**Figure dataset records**
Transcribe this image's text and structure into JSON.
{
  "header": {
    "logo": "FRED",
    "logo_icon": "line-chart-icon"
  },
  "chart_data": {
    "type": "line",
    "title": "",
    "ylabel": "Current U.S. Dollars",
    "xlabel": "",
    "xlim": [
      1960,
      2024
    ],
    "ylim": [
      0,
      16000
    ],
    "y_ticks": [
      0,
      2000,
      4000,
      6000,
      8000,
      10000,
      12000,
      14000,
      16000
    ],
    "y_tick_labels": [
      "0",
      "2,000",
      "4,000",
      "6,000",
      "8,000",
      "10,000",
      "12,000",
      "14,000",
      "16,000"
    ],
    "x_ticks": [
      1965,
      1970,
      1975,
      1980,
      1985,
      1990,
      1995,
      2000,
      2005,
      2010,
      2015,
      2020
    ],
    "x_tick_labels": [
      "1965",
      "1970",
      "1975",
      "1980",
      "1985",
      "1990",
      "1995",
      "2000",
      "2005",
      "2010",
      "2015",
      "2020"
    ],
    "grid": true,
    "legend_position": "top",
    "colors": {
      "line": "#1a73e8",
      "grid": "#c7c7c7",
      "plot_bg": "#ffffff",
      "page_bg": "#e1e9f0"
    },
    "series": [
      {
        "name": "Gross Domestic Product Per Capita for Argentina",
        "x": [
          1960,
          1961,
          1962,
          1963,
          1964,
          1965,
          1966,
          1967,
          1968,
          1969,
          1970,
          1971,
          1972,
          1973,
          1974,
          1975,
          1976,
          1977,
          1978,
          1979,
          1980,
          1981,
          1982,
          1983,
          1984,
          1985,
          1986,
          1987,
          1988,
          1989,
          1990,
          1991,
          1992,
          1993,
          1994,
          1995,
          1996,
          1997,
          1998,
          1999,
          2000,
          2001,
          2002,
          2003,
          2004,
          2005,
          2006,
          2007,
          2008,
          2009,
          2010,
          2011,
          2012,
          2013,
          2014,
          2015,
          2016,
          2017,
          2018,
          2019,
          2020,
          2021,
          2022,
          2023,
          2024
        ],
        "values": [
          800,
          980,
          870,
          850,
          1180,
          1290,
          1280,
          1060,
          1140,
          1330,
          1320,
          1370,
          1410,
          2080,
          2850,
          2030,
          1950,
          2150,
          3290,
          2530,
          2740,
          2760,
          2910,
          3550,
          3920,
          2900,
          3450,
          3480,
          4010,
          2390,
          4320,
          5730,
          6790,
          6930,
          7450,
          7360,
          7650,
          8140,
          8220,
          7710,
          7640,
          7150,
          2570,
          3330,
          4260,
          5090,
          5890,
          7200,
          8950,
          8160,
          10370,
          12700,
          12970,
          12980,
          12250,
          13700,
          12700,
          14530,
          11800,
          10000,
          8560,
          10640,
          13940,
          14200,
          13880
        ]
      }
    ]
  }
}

**WRITTEN EXERCISE**
Reproduce the material precisely, including every line.

**WRITTEN ANSWER**
Transcribe this image's text and structure into JSON.
{
  "header": {
    "logo": "FRED",
    "logo_icon": "line-chart-icon"
  },
  "chart_data": {
    "type": "line",
    "title": "",
    "ylabel": "Current U.S. Dollars",
    "xlabel": "",
    "xlim": [
      1960,
      2024
    ],
    "ylim": [
      0,
      16000
    ],
    "y_ticks": [
      0,
      2000,
      4000,
      6000,
      8000,
      10000,
      12000,
      14000,
      16000
    ],
    "y_tick_labels": [
      "0",
      "2,000",
      "4,000",
      "6,000",
      "8,000",
      "10,000",
      "12,000",
      "14,000",
      "16,000"
    ],
    "x_ticks": [
      1965,
      1970,
      1975,
      1980,
      1985,
      1990,
      1995,
      2000,
      2005,
      2010,
      2015,
      2020
    ],
    "x_tick_labels": [
      "1965",
      "1970",
      "1975",
      "1980",
      "1985",
      "1990",
      "1995",
      "2000",
      "2005",
      "2010",
      "2015",
      "2020"
    ],
    "grid": true,
    "legend_position": "top",
    "colors": {
      "line": "#1a73e8",
      "grid": "#c7c7c7",
      "plot_bg": "#ffffff",
      "page_bg": "#e1e9f0"
    },
    "series": [
      {
        "name": "Gross Domestic Product Per Capita for Argentina",
        "x": [
          1960,
          1961,
          1962,
          1963,
          1964,
          1965,
          1966,
          1967,
          1968,
          1969,
          1970,
          1971,
          1972,
          1973,
          1974,
          1975,
          1976,
          1977,
          1978,
          1979,
          1980,
          1981,
          1982,
          1983,
          1984,
          1985,
          1986,
          1987,
          1988,
          1989,
          1990,
          1991,
          1992,
          1993,
          1994,
          1995,
          1996,
          1997,
          1998,
          1999,
          2000,
          2001,
          2002,
          2003,
          2004,
          2005,
          2006,
          2007,
          2008,
          2009,
          2010,
          2011,
          2012,
          2013,
          2014,
          2015,
          2016,
          2017,
          2018,
          2019,
          2020,
          2021,
          2022,
          2023,
          2024
        ],
        "values": [
          800,
          980,
          870,
          850,
          1180,
          1290,
          1280,
          1060,
          1140,
          1330,
          1320,
          1370,
          1410,
          2080,
          2850,
          2030,
          1950,
          2150,
          3290,
          2530,
          2740,
          2760,
          2910,
          3550,
          3920,
          2900,
          3450,
          3480,
          4010,
          2390,
          4320,
          5730,
          6790,
          6930,
          7450,
          7360,
          7650,
          8140,
          8220,
          7710,
          7640,
          7150,
          2570,
          3330,
          4260,
          5090,
          5890,
          7200,
          8950,
          8160,
          10370,
          12700,
          12970,
          12980,
          12250,
          13700,
          12700,
          14530,
          11800,
          10000,
          8560,
          10640,
          13940,
          14200,
          13880
        ]
      }
    ]
  }
}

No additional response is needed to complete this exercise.